=== DATA ENTRIES ===
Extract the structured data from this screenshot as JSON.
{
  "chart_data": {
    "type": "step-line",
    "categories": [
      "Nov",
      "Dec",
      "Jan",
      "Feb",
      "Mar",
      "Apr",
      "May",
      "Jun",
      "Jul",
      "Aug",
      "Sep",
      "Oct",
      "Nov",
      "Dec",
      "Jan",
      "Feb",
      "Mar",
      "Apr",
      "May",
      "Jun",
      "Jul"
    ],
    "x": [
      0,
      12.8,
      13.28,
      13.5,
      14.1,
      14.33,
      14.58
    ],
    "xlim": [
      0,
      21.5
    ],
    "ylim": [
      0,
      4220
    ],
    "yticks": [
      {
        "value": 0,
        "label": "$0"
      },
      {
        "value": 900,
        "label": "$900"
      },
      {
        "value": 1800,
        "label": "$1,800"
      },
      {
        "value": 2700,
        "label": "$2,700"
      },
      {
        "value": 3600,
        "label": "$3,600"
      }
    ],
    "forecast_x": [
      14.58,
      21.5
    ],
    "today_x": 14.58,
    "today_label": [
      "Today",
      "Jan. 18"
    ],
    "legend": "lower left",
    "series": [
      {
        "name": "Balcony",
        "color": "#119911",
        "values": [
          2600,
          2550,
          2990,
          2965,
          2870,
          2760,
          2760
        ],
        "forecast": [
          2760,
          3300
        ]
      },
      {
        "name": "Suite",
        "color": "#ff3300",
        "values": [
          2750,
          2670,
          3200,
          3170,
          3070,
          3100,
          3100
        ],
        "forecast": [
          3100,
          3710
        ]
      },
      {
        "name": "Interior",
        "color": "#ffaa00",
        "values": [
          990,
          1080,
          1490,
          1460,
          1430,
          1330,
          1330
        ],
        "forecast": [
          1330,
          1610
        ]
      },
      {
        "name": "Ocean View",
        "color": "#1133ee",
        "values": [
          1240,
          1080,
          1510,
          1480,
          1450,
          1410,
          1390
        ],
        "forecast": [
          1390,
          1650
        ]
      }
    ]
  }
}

---

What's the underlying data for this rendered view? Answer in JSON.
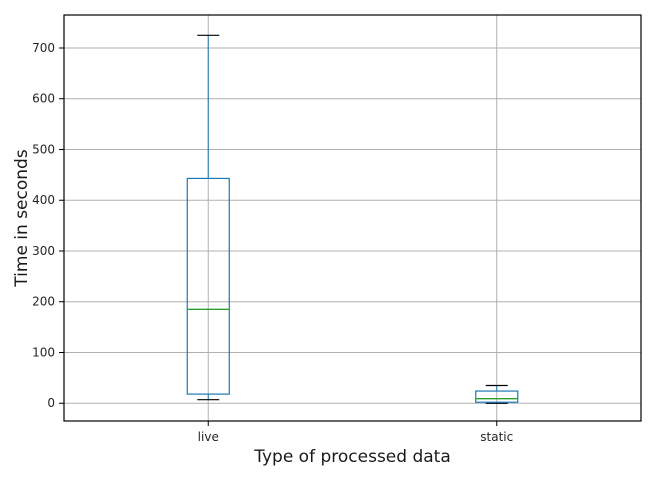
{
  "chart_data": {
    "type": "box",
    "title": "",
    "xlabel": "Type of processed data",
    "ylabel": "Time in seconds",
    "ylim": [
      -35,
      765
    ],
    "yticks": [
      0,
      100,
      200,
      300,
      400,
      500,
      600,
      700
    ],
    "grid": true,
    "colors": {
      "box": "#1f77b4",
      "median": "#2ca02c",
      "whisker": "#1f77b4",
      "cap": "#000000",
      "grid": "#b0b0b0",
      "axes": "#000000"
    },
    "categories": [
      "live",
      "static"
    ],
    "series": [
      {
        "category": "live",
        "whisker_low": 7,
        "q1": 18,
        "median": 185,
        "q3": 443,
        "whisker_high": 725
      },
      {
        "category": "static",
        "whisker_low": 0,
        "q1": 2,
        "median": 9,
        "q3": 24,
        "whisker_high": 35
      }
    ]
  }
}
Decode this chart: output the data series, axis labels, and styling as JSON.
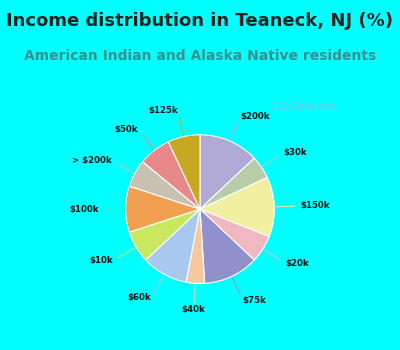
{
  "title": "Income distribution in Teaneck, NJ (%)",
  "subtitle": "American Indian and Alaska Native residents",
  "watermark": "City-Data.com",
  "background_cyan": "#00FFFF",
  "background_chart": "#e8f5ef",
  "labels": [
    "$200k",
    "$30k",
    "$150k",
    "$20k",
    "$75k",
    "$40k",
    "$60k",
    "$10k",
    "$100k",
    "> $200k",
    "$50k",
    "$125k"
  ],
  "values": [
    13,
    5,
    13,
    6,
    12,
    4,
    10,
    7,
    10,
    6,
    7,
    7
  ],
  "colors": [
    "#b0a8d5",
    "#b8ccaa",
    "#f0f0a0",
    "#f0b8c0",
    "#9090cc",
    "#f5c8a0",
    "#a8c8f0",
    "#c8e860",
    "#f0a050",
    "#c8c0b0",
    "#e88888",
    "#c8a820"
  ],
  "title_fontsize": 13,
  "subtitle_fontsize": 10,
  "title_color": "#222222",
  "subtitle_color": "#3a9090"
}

==

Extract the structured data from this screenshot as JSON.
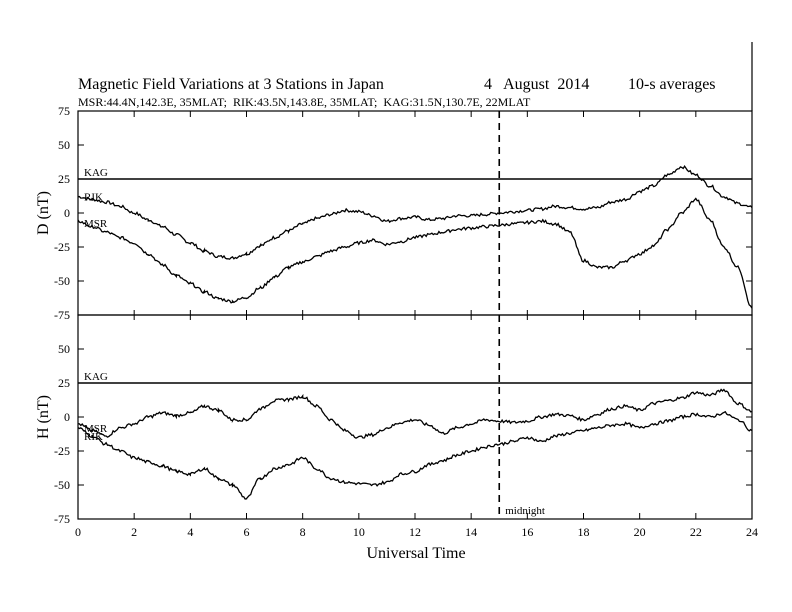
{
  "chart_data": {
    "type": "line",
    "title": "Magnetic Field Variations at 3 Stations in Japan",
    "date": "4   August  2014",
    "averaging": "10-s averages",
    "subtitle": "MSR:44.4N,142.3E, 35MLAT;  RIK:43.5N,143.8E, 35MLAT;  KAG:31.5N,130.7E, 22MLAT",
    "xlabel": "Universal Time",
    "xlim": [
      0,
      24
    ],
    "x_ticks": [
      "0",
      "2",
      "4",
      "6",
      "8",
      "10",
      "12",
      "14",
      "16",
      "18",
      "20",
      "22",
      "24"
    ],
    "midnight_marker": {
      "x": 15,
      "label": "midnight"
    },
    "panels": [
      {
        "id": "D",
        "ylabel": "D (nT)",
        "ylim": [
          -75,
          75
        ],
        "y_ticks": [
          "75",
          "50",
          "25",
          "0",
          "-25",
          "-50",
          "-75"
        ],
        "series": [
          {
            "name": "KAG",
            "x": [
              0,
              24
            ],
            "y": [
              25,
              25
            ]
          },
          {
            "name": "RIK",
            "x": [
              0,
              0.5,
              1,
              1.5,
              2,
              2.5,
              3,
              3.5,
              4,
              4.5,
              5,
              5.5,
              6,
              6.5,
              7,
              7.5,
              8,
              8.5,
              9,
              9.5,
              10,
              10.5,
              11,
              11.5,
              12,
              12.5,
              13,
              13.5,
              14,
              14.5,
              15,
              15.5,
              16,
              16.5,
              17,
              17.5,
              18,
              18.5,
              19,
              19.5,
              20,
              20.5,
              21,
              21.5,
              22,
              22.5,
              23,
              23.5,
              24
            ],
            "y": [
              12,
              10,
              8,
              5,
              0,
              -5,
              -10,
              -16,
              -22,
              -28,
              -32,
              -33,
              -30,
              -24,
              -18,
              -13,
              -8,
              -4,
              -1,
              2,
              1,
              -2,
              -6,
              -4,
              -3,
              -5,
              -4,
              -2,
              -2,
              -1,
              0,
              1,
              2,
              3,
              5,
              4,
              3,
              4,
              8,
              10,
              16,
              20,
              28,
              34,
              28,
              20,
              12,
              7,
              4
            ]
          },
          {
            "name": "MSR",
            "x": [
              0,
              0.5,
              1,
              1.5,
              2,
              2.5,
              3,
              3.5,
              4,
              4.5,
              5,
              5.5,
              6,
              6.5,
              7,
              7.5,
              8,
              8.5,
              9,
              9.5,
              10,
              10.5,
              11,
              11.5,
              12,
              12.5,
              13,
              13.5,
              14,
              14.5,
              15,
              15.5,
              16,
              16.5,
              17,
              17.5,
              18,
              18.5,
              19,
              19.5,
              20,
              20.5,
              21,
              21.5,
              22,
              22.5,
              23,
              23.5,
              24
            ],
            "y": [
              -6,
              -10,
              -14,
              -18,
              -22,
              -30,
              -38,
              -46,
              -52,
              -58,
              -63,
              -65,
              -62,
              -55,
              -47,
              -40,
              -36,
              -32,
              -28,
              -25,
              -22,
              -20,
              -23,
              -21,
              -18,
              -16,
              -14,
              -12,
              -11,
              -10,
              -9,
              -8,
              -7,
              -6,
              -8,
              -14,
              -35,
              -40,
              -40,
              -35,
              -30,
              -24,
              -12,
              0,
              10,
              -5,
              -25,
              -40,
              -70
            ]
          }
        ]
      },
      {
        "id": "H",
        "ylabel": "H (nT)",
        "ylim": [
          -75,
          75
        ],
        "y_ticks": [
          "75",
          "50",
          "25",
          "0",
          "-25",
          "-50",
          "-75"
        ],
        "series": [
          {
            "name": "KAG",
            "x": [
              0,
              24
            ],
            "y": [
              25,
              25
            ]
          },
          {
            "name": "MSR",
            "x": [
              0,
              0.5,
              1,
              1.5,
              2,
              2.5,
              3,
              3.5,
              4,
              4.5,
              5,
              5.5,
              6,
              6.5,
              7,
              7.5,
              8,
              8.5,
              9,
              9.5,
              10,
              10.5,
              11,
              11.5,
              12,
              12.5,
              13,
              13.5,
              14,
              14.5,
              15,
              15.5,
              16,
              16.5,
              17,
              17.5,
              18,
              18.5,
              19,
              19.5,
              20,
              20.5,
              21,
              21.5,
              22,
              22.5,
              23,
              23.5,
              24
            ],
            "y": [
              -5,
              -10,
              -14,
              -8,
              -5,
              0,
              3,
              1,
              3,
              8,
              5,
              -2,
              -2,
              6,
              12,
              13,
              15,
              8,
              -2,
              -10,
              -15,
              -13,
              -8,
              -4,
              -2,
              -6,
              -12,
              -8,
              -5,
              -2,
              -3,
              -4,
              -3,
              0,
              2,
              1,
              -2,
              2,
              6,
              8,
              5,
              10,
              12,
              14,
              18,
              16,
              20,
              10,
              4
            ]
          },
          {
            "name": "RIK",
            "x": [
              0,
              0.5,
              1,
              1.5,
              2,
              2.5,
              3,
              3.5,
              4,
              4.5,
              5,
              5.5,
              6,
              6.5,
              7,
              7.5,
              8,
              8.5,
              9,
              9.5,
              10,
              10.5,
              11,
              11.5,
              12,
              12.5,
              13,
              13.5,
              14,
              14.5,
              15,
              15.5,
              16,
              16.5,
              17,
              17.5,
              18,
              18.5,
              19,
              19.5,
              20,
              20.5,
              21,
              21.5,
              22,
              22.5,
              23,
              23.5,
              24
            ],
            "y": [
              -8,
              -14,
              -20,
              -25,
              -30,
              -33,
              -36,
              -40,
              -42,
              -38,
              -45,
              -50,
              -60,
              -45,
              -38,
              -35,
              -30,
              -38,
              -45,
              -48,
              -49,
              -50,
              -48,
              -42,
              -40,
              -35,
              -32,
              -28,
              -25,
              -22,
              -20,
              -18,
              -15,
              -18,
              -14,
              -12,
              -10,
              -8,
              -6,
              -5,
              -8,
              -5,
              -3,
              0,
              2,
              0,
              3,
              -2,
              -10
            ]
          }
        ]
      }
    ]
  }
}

=== THE PROBLEM ===
Check each line in the listing above for the string "Time", then report how many lines contain it, with no other text.

=== SOLUTION BELOW ===
2